Page text —
****************************************

# drop-in K & N air filter question.



## enjracing (Jun 7, 2006)

will a simple drop-in K & N air filter give me a small power increase and a tad better MPG? i assume it will. i just am not sold on spending 200-300 on a CAI, as i am not sure about it's bang for the buck compared to a drop-in air filter. thanks.


----------



## MJGTOWISH (Jun 15, 2006)

enjracing said:


> will a simple drop-in K & N air filter give me a small power increase and a tad better MPG? .


It all depends on the air you are pulling in. If you pulling in hot humid air then no. 

But no matter what, an cold air intake will always be better than the stock restrictive ones on any car.

My adivice don't cheap out on an intake. Spend around $260-350


----------



## XGTO (Mar 2, 2006)

*K&n*

get the K&N make sure you follow the instructions, you'll get more power for sure.


----------



## FastFreddy (Jul 29, 2005)

enjracing said:


> will a simple drop-in K & N air filter give me a small power increase and a tad better MPG? i assume it will. i just am not sold on spending 200-300 on a CAI, as i am not sure about it's bang for the buck compared to a drop-in air filter. thanks.


Just installed the drop in myself. There were a few reasons. A few years ago, Grassroots Motorsports magazine did a test of the K&N CAI vs. the K&N drop in vs. the stock air filter. The K&N drop in came in first, the stock filter came in second and the CAI came in 3rd. Now this was on a BMW, and every car varies in terms of the way the air is routed to the intake, and the placement of the CAI. In the BMW they tested, the CAI was picking up the hot engine air, and not the cooler air through the grill or other area. I had the same problem with my Alfa Romeo. The CAI was placed behind the headlight next to the fender well and was picking up warm engine air, where as the stock air box picked up fresh air. Took the CAI off after less than a week. You could feel the diminshed performance. Now itt doesn't seem that this is an issue on the GTO, since nobody had mentioned it, but I am happy with the drop in, and it took all of 3 minutes to install.

****************************************

Tasks —
a. Using the air filter thread, answer each of the following, marking your answers (i), (ii) and (iii):
(i) How much money does MJGTOWISH advise spending on an intake?
(ii) In the Grassroots Motorsports magazine test, which option came in third?
(iii) How long did FastFreddy's drop-in filter take to install?
b. Go on with the air filter thread from its last line.

Supplied records —
****************************************

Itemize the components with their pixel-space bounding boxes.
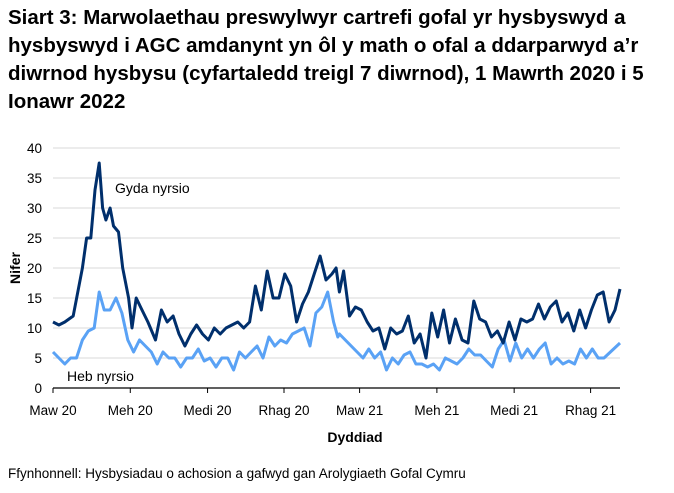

****************************************

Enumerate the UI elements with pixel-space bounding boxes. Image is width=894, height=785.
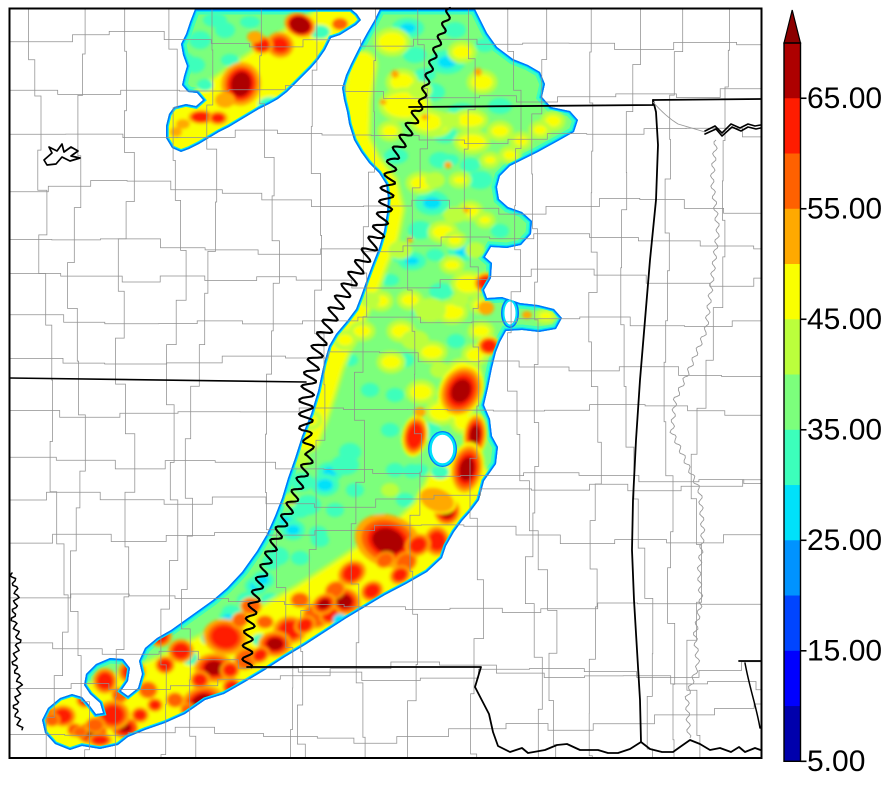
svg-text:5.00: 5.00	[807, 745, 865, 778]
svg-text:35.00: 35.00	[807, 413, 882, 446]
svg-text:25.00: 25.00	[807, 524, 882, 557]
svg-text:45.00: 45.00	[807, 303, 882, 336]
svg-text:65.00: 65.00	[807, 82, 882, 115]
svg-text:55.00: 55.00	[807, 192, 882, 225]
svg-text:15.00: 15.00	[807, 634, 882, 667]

****************************************

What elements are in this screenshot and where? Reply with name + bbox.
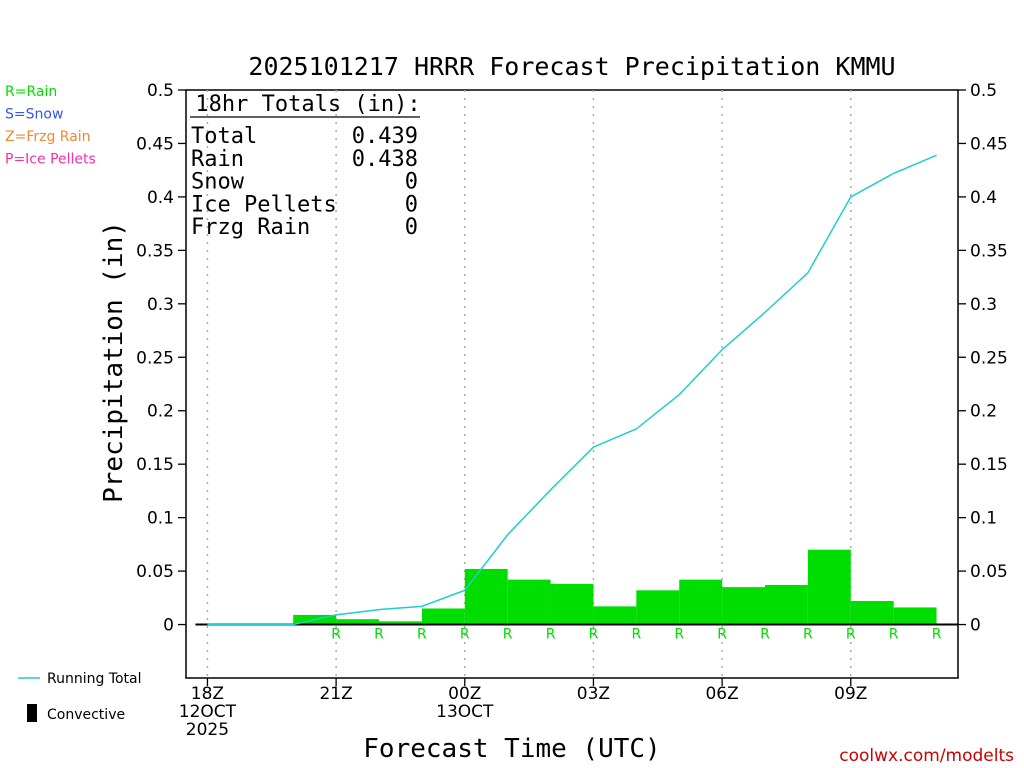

****************************************

Final results —
a.
(i) Around $260-350.
(ii) The K&N CAI.
(iii) All of 3 minutes.

b.
The second reason is that I couldn't find a plain paper replacement filter locally...Not the dealer, Pep Boys or Autozone.

Which brings me to the third reason...I know that a lot of people on this list use both the K&N and the Lingenfelter and it seems that most of the time the install goes smoothly, but sometimes, it does not. I just don't have the time right now to troubleshoot any problems if they arise. Haven't even washed the car in 3 weeks and the next project is an exhaust install (which has been sitting in my garage for a month) on the Alfa. 

Don't know if this helps, but the best part is that regardless of what you do, the GTO will continue to be a blast to drive.


----------



## ridgegoat (Jun 11, 2006)

I was reading some older threads and have a question on this one. Is the K&H Drop-in better then the stock replacement. Why would it be?


----------



## svede1212 (Nov 1, 2005)

MJGTOWISH said:


> It all depends on the air you are pulling in. If you pulling in hot humid air then no.
> 
> But no matter what, an cold air intake will always be better than the stock restrictive ones on any car.
> 
> My adivice don't cheap out on an intake. Spend around $260-350


it's true the stock filter is a bit restrictive especially after mods. the sad fact is the $260-$350 buys you a bigger cone filter but not much is the "C" department. i've gone round and round on discussions about it and you'll get lots of "seat of the pants" stories and dyno numbers but nobody wants to talk intake air temperatures. on the street or track (i'm assuming you don't drive a lot on a dyno) logging of IATs show temperatures well above ambient and slow response times to temp changes when you get moving. high IATs (anything above 86*) start to pull timing and thus power. on the street or at the track a 1-5 minute wait for heat soak of 120* to settle down usually has you past the end of the track and back at the pits. you're slightly better off getting the drop in and doing the Aussie two hole mod unless you like the looks of the "C"AI. now please all you people jump in with your SOTP and dyno #s and be sure to skirt the temperature side of your $350 filter "C"AI.


----------



## kwiktsi (Apr 5, 2006)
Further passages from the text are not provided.